Directive. Rewrite every line of the listing below, swapping each "slavs-point" for "slavic-point" and leaving everything else the same.

::::::

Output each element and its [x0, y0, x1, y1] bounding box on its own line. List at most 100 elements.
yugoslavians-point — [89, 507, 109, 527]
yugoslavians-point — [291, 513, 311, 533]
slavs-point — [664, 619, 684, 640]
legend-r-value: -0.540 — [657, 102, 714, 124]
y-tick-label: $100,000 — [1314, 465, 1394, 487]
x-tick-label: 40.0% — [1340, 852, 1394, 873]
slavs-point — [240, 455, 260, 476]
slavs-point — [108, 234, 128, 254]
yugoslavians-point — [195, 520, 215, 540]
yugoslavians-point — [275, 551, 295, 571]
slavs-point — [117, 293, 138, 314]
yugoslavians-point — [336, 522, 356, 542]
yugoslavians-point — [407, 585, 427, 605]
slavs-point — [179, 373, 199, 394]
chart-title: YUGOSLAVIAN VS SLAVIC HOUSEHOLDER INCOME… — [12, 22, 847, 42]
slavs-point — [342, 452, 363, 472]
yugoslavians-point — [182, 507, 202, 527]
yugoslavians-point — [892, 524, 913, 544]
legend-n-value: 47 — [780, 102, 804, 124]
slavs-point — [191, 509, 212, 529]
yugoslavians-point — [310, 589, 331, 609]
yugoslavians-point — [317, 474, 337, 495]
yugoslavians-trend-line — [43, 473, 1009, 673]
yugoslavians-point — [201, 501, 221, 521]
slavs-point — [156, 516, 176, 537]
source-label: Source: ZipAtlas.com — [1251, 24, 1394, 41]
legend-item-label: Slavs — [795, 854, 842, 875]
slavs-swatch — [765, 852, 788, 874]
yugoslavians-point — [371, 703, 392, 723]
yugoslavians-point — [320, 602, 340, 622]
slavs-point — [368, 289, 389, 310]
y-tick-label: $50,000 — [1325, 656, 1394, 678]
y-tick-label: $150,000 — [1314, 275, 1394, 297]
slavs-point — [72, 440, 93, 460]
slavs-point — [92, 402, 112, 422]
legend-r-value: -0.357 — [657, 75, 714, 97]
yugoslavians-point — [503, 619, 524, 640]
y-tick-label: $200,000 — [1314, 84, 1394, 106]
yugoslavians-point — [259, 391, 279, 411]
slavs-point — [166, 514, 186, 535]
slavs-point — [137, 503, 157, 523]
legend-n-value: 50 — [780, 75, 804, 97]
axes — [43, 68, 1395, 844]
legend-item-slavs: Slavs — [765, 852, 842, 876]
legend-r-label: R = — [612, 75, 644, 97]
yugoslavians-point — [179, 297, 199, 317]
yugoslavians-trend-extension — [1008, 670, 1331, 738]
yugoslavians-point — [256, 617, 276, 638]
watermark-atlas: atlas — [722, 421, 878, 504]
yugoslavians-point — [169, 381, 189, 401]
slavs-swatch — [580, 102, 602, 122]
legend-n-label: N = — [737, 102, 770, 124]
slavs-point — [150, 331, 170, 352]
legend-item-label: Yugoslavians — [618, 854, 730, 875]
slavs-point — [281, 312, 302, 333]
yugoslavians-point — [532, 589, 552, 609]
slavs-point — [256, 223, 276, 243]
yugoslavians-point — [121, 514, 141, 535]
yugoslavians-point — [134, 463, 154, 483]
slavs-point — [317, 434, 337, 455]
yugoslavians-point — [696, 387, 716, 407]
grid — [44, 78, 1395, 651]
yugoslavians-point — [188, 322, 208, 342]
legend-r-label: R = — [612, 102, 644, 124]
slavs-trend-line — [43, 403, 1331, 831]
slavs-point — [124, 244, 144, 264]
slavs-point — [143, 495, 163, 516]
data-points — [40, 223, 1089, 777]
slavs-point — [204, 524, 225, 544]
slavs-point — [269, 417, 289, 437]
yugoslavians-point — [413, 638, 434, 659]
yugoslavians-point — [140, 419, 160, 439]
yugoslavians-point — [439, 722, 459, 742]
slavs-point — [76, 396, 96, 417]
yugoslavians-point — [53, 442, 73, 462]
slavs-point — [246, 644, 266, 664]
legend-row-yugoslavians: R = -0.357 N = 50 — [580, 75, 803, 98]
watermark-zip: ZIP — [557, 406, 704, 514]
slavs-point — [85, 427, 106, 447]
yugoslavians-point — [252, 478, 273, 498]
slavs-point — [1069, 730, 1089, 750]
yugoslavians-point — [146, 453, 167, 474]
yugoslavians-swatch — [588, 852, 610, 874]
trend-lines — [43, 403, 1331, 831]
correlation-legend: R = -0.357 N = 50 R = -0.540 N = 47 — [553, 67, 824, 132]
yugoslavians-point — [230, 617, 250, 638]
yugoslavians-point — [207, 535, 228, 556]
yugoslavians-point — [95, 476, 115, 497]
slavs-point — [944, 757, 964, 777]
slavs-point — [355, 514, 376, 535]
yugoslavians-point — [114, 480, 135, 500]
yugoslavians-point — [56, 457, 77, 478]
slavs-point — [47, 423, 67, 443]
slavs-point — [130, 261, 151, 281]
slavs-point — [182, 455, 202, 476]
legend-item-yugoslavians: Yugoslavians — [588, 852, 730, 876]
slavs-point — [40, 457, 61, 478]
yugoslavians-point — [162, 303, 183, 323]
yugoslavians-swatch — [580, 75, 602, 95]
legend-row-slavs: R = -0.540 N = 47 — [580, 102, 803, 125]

::::::

Answer in full.
Output each element and its [x0, y0, x1, y1] bounding box on its own line. List at most 100 elements.
yugoslavians-point — [89, 507, 109, 527]
yugoslavians-point — [291, 513, 311, 533]
slavic-point — [664, 619, 684, 640]
legend-r-value: -0.540 — [657, 102, 714, 124]
y-tick-label: $100,000 — [1314, 465, 1394, 487]
x-tick-label: 40.0% — [1340, 852, 1394, 873]
slavic-point — [240, 455, 260, 476]
slavic-point — [108, 234, 128, 254]
yugoslavians-point — [195, 520, 215, 540]
yugoslavians-point — [275, 551, 295, 571]
slavic-point — [117, 293, 138, 314]
yugoslavians-point — [336, 522, 356, 542]
yugoslavians-point — [407, 585, 427, 605]
slavic-point — [179, 373, 199, 394]
chart-title: YUGOSLAVIAN VS SLAVIC HOUSEHOLDER INCOME… — [12, 22, 847, 42]
slavic-point — [342, 452, 363, 472]
yugoslavians-point — [182, 507, 202, 527]
yugoslavians-point — [892, 524, 913, 544]
legend-n-value: 47 — [780, 102, 804, 124]
slavic-point — [191, 509, 212, 529]
yugoslavians-point — [310, 589, 331, 609]
yugoslavians-point — [317, 474, 337, 495]
yugoslavians-trend-line — [43, 473, 1009, 673]
yugoslavians-point — [201, 501, 221, 521]
slavic-point — [156, 516, 176, 537]
source-label: Source: ZipAtlas.com — [1251, 24, 1394, 41]
legend-item-label: Slavs — [795, 854, 842, 875]
slavs-swatch — [765, 852, 788, 874]
yugoslavians-point — [371, 703, 392, 723]
yugoslavians-point — [320, 602, 340, 622]
slavic-point — [368, 289, 389, 310]
y-tick-label: $50,000 — [1325, 656, 1394, 678]
y-tick-label: $150,000 — [1314, 275, 1394, 297]
slavic-point — [72, 440, 93, 460]
slavic-point — [92, 402, 112, 422]
legend-r-value: -0.357 — [657, 75, 714, 97]
yugoslavians-point — [503, 619, 524, 640]
y-tick-label: $200,000 — [1314, 84, 1394, 106]
yugoslavians-point — [259, 391, 279, 411]
slavic-point — [166, 514, 186, 535]
slavic-point — [137, 503, 157, 523]
legend-n-value: 50 — [780, 75, 804, 97]
axes — [43, 68, 1395, 844]
legend-item-slavs: Slavs — [765, 852, 842, 876]
legend-r-label: R = — [612, 75, 644, 97]
yugoslavians-point — [179, 297, 199, 317]
yugoslavians-trend-extension — [1008, 670, 1331, 738]
yugoslavians-point — [256, 617, 276, 638]
watermark-atlas: atlas — [722, 421, 878, 504]
yugoslavians-point — [169, 381, 189, 401]
slavs-swatch — [580, 102, 602, 122]
legend-n-label: N = — [737, 102, 770, 124]
slavic-point — [150, 331, 170, 352]
legend-item-label: Yugoslavians — [618, 854, 730, 875]
slavic-point — [281, 312, 302, 333]
yugoslavians-point — [532, 589, 552, 609]
slavic-point — [256, 223, 276, 243]
yugoslavians-point — [121, 514, 141, 535]
yugoslavians-point — [134, 463, 154, 483]
slavic-point — [317, 434, 337, 455]
yugoslavians-point — [696, 387, 716, 407]
grid — [44, 78, 1395, 651]
yugoslavians-point — [188, 322, 208, 342]
legend-r-label: R = — [612, 102, 644, 124]
slavs-trend-line — [43, 403, 1331, 831]
slavic-point — [124, 244, 144, 264]
slavic-point — [143, 495, 163, 516]
data-points — [40, 223, 1089, 777]
slavic-point — [204, 524, 225, 544]
slavic-point — [269, 417, 289, 437]
yugoslavians-point — [413, 638, 434, 659]
yugoslavians-point — [140, 419, 160, 439]
yugoslavians-point — [439, 722, 459, 742]
slavic-point — [76, 396, 96, 417]
yugoslavians-point — [53, 442, 73, 462]
slavic-point — [246, 644, 266, 664]
legend-row-yugoslavians: R = -0.357 N = 50 — [580, 75, 803, 98]
watermark-zip: ZIP — [557, 406, 704, 514]
slavic-point — [85, 427, 106, 447]
yugoslavians-point — [252, 478, 273, 498]
slavic-point — [1069, 730, 1089, 750]
yugoslavians-point — [146, 453, 167, 474]
yugoslavians-swatch — [588, 852, 610, 874]
trend-lines — [43, 403, 1331, 831]
correlation-legend: R = -0.357 N = 50 R = -0.540 N = 47 — [553, 67, 824, 132]
yugoslavians-point — [230, 617, 250, 638]
yugoslavians-point — [207, 535, 228, 556]
yugoslavians-point — [95, 476, 115, 497]
slavic-point — [944, 757, 964, 777]
slavic-point — [355, 514, 376, 535]
yugoslavians-point — [114, 480, 135, 500]
yugoslavians-point — [56, 457, 77, 478]
slavic-point — [47, 423, 67, 443]
slavic-point — [130, 261, 151, 281]
slavic-point — [182, 455, 202, 476]
legend-item-yugoslavians: Yugoslavians — [588, 852, 730, 876]
slavic-point — [40, 457, 61, 478]
yugoslavians-point — [162, 303, 183, 323]
yugoslavians-swatch — [580, 75, 602, 95]
legend-row-slavs: R = -0.540 N = 47 — [580, 102, 803, 125]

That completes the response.